GIVEN EXERCISE: Read through the data and report every line in which the word "Asian" occurs.

STORED ROWS:
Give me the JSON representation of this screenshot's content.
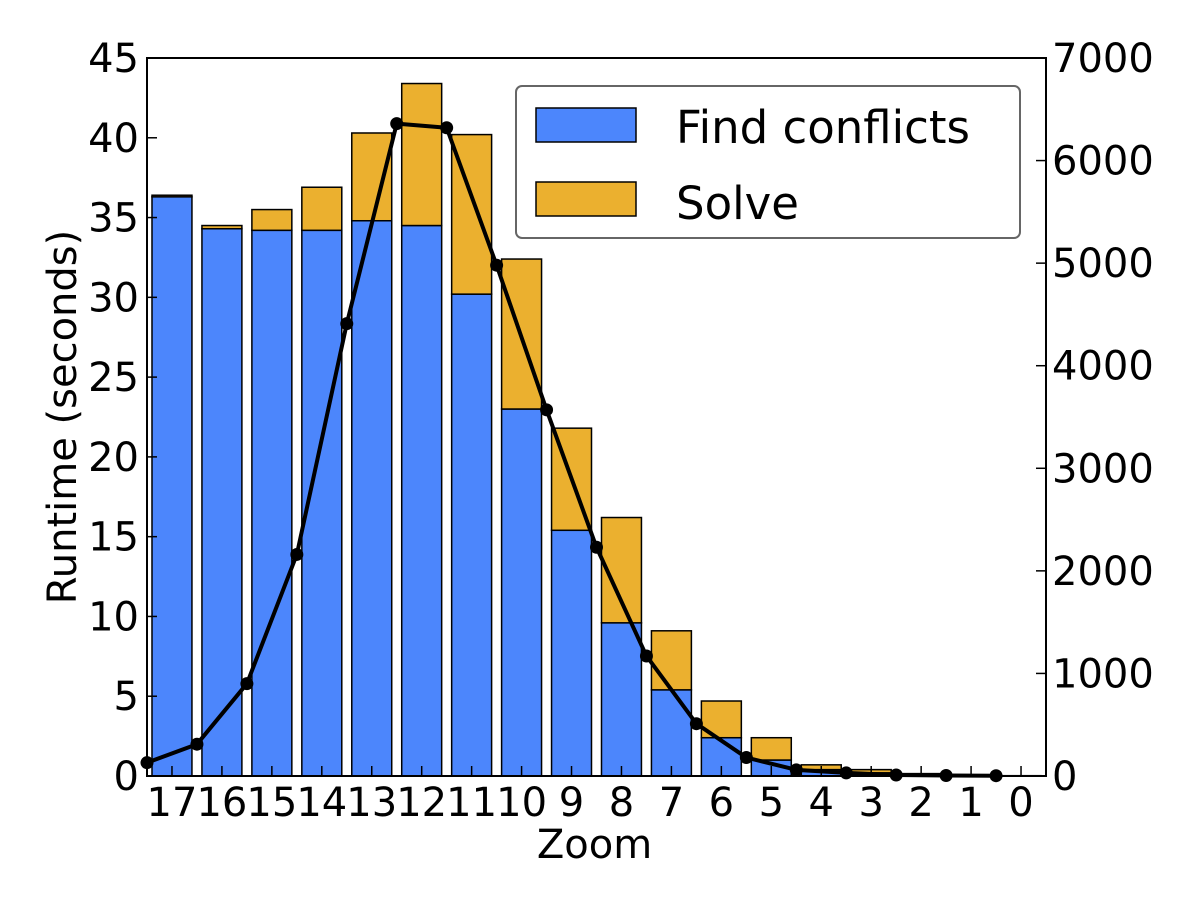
{
  "chart_data": {
    "type": "bar",
    "stacked": true,
    "secondary_axis_line": true,
    "categories": [
      "17",
      "16",
      "15",
      "14",
      "13",
      "12",
      "11",
      "10",
      "9",
      "8",
      "7",
      "6",
      "5",
      "4",
      "3",
      "2",
      "1",
      "0"
    ],
    "series": [
      {
        "name": "Find conflicts",
        "color": "#4c86fc",
        "values": [
          36.3,
          34.3,
          34.2,
          34.2,
          34.8,
          34.5,
          30.2,
          23.0,
          15.4,
          9.6,
          5.4,
          2.4,
          1.0,
          0.4,
          0.2,
          0.1,
          0.05,
          0.02
        ]
      },
      {
        "name": "Solve",
        "color": "#ebb02f",
        "values": [
          0.1,
          0.2,
          1.3,
          2.7,
          5.5,
          8.9,
          10.0,
          9.4,
          6.4,
          6.6,
          3.7,
          2.3,
          1.4,
          0.3,
          0.2,
          0.05,
          0.03,
          0.0
        ]
      }
    ],
    "line": {
      "axis": "right",
      "color": "#000000",
      "values": [
        130,
        310,
        900,
        2160,
        4410,
        6360,
        6320,
        4980,
        3570,
        2230,
        1170,
        510,
        180,
        60,
        30,
        10,
        5,
        3
      ]
    },
    "xlabel": "Zoom",
    "ylabel": "Runtime (seconds)",
    "ylim": [
      0,
      45
    ],
    "y_ticks": [
      "0",
      "5",
      "10",
      "15",
      "20",
      "25",
      "30",
      "35",
      "40",
      "45"
    ],
    "y2lim": [
      0,
      7000
    ],
    "y2_ticks": [
      "0",
      "1000",
      "2000",
      "3000",
      "4000",
      "5000",
      "6000",
      "7000"
    ],
    "legend": {
      "placement": "top-right",
      "entries": [
        "Find conflicts",
        "Solve"
      ]
    }
  }
}
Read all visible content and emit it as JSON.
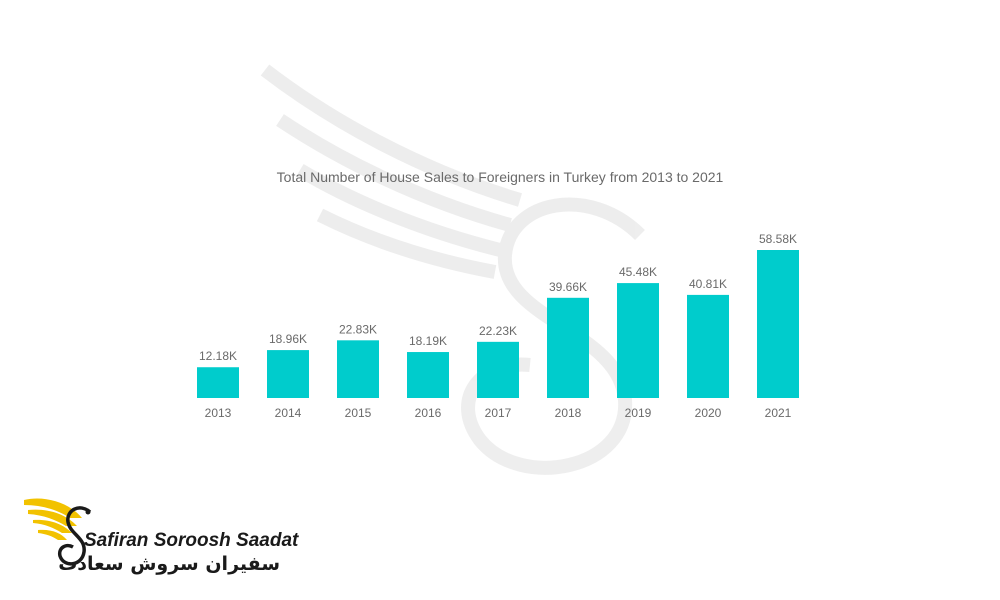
{
  "colors": {
    "bar": "#00cccc",
    "label": "#6a6a6a",
    "logo_gold": "#f2c200"
  },
  "brand": {
    "name": "Safiran Soroosh Saadat",
    "name_fa": "سفیران سروش سعادت"
  },
  "chart_data": {
    "type": "bar",
    "title": "Total Number of House Sales to Foreigners in Turkey from 2013 to 2021",
    "xlabel": "",
    "ylabel": "",
    "categories": [
      "2013",
      "2014",
      "2015",
      "2016",
      "2017",
      "2018",
      "2019",
      "2020",
      "2021"
    ],
    "values": [
      12.18,
      18.96,
      22.83,
      18.19,
      22.23,
      39.66,
      45.48,
      40.81,
      58.58
    ],
    "data_labels": [
      "12.18K",
      "18.96K",
      "22.83K",
      "18.19K",
      "22.23K",
      "39.66K",
      "45.48K",
      "40.81K",
      "58.58K"
    ],
    "unit": "K",
    "ylim": [
      0,
      58.58
    ],
    "grid": false,
    "legend": "none"
  }
}
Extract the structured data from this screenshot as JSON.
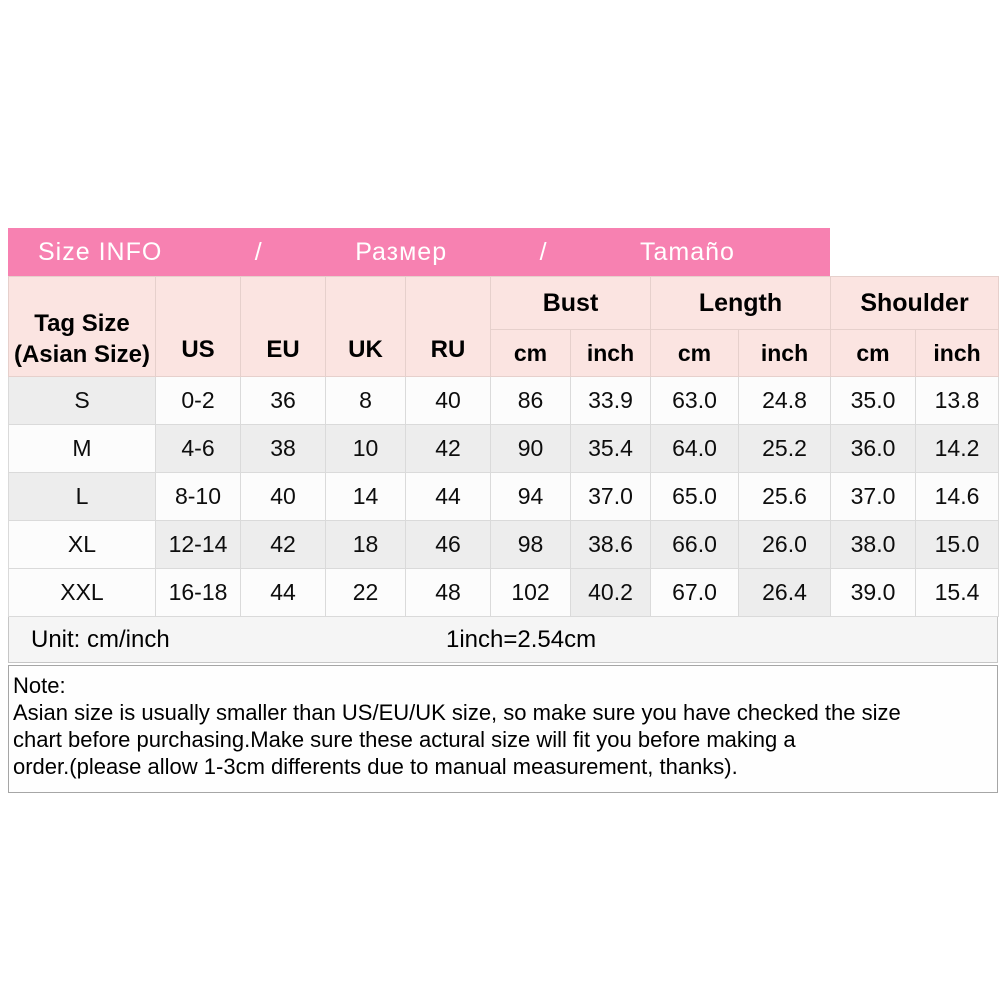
{
  "title_bar": {
    "items": [
      "Size INFO",
      "/",
      "Размер",
      "/",
      "Tamaño"
    ]
  },
  "chart_data": {
    "type": "table",
    "title": "Size INFO / Размер / Tamaño",
    "header": {
      "tag_line1": "Tag Size",
      "tag_line2": "(Asian Size)",
      "region_cols": [
        "US",
        "EU",
        "UK",
        "RU"
      ],
      "groups": [
        "Bust",
        "Length",
        "Shoulder"
      ],
      "sub_cols": [
        "cm",
        "inch",
        "cm",
        "inch",
        "cm",
        "inch"
      ]
    },
    "rows": [
      {
        "cells": [
          "S",
          "0-2",
          "36",
          "8",
          "40",
          "86",
          "33.9",
          "63.0",
          "24.8",
          "35.0",
          "13.8"
        ],
        "shading": [
          1,
          0,
          0,
          0,
          0,
          0,
          0,
          0,
          0,
          0,
          0
        ]
      },
      {
        "cells": [
          "M",
          "4-6",
          "38",
          "10",
          "42",
          "90",
          "35.4",
          "64.0",
          "25.2",
          "36.0",
          "14.2"
        ],
        "shading": [
          0,
          1,
          1,
          1,
          1,
          1,
          1,
          1,
          1,
          1,
          1
        ]
      },
      {
        "cells": [
          "L",
          "8-10",
          "40",
          "14",
          "44",
          "94",
          "37.0",
          "65.0",
          "25.6",
          "37.0",
          "14.6"
        ],
        "shading": [
          1,
          0,
          0,
          0,
          0,
          0,
          0,
          0,
          0,
          0,
          0
        ]
      },
      {
        "cells": [
          "XL",
          "12-14",
          "42",
          "18",
          "46",
          "98",
          "38.6",
          "66.0",
          "26.0",
          "38.0",
          "15.0"
        ],
        "shading": [
          0,
          1,
          1,
          1,
          1,
          1,
          1,
          1,
          1,
          1,
          1
        ]
      },
      {
        "cells": [
          "XXL",
          "16-18",
          "44",
          "22",
          "48",
          "102",
          "40.2",
          "67.0",
          "26.4",
          "39.0",
          "15.4"
        ],
        "shading": [
          0,
          0,
          0,
          0,
          0,
          0,
          1,
          0,
          1,
          0,
          0
        ]
      }
    ]
  },
  "footer": {
    "unit_label": "Unit: cm/inch",
    "conversion": "1inch=2.54cm"
  },
  "note": {
    "heading": "Note:",
    "lines": [
      "Asian size is usually smaller than US/EU/UK size, so make sure you have checked the size",
      "chart before purchasing.Make sure these actural size will fit you before making a",
      "order.(please allow 1-3cm differents due to manual measurement, thanks)."
    ]
  },
  "colors": {
    "title_bar_pink": "#f781b1",
    "header_pink": "#fbe4e1",
    "cell_gray": "#ededed",
    "cell_white": "#fcfcfc"
  }
}
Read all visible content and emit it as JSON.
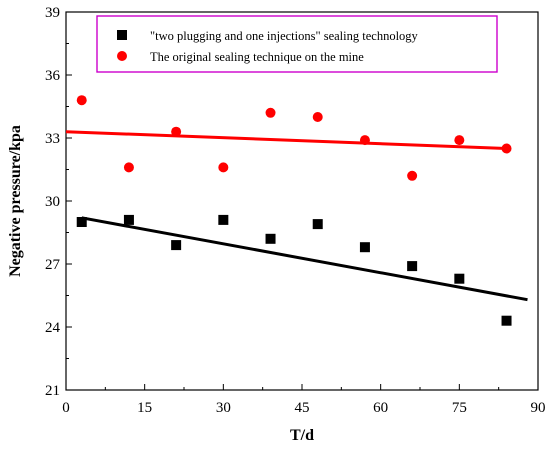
{
  "chart_data": {
    "type": "scatter",
    "title": "",
    "xlabel": "T/d",
    "ylabel": "Negative pressure/kpa",
    "xlim": [
      0,
      90
    ],
    "ylim": [
      21,
      39
    ],
    "xticks": [
      0,
      15,
      30,
      45,
      60,
      75,
      90
    ],
    "yticks": [
      21,
      24,
      27,
      30,
      33,
      36,
      39
    ],
    "legend_position": "top",
    "grid": false,
    "series": [
      {
        "name": "\"two plugging and one injections\" sealing technology",
        "marker": "square",
        "color": "#000000",
        "x": [
          3,
          12,
          21,
          30,
          39,
          48,
          57,
          66,
          75,
          84
        ],
        "y": [
          29.0,
          29.1,
          27.9,
          29.1,
          28.2,
          28.9,
          27.8,
          26.9,
          26.3,
          24.3
        ],
        "trendline": {
          "x": [
            3,
            88
          ],
          "y": [
            29.2,
            25.3
          ]
        }
      },
      {
        "name": "The original sealing technique on the mine",
        "marker": "circle",
        "color": "#ff0000",
        "x": [
          3,
          12,
          21,
          30,
          39,
          48,
          57,
          66,
          75,
          84
        ],
        "y": [
          34.8,
          31.6,
          33.3,
          31.6,
          34.2,
          34.0,
          32.9,
          31.2,
          32.9,
          32.5
        ],
        "trendline": {
          "x": [
            0,
            84
          ],
          "y": [
            33.3,
            32.5
          ]
        }
      }
    ]
  }
}
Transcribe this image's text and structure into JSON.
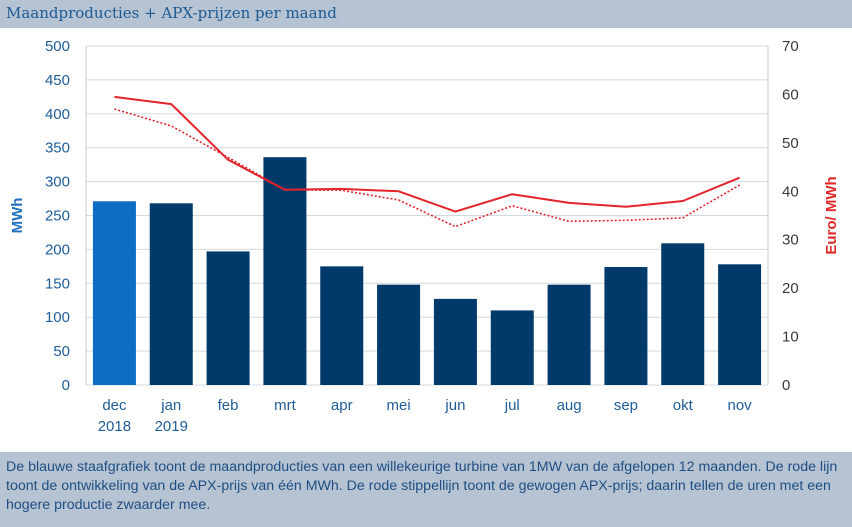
{
  "header": {
    "title": "Maandproducties + APX-prijzen per maand"
  },
  "caption": {
    "text": "De blauwe staafgrafiek toont de maandproducties van een willekeurige turbine van 1MW van de afgelopen 12 maanden. De rode lijn toont de ontwikkeling van de APX-prijs van één MWh. De rode stippellijn toont de gewogen APX-prijs; daarin tellen de uren met een hogere productie zwaarder mee."
  },
  "chart_data": {
    "type": "bar",
    "categories": [
      [
        "dec",
        "2018"
      ],
      [
        "jan",
        "2019"
      ],
      [
        "feb"
      ],
      [
        "mrt"
      ],
      [
        "apr"
      ],
      [
        "mei"
      ],
      [
        "jun"
      ],
      [
        "jul"
      ],
      [
        "aug"
      ],
      [
        "sep"
      ],
      [
        "okt"
      ],
      [
        "nov"
      ]
    ],
    "ylabel": "MWh",
    "y2label": "Euro/ MWh",
    "ylim": [
      0,
      500
    ],
    "y2lim": [
      0,
      70
    ],
    "yticks": [
      "0",
      "50",
      "100",
      "150",
      "200",
      "250",
      "300",
      "350",
      "400",
      "450",
      "500"
    ],
    "y2ticks": [
      "0",
      "10",
      "20",
      "30",
      "40",
      "50",
      "60",
      "70"
    ],
    "grid": true,
    "series": [
      {
        "kind": "bar",
        "axis": "left",
        "values": [
          271,
          268,
          197,
          336,
          175,
          148,
          127,
          110,
          148,
          174,
          209,
          178
        ],
        "colors": [
          "#0e6cc4",
          "#003a6b"
        ]
      },
      {
        "kind": "line",
        "axis": "right",
        "style": "solid",
        "color": "#e3242b",
        "values": [
          59.5,
          58.0,
          46.5,
          40.3,
          40.5,
          40.0,
          35.8,
          39.4,
          37.6,
          36.8,
          38.0,
          42.8
        ]
      },
      {
        "kind": "line",
        "axis": "right",
        "style": "dotted",
        "color": "#e3242b",
        "values": [
          57.0,
          53.5,
          47.0,
          40.3,
          40.2,
          38.2,
          32.7,
          37.0,
          33.8,
          34.0,
          34.5,
          41.3
        ]
      }
    ]
  }
}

SOLUTION TO THIS PROBLEM:
      "tag_line2": "(Asian Size)",
      "Asian size is usually smaller than US/EU/UK size, so make sure you have checked the size",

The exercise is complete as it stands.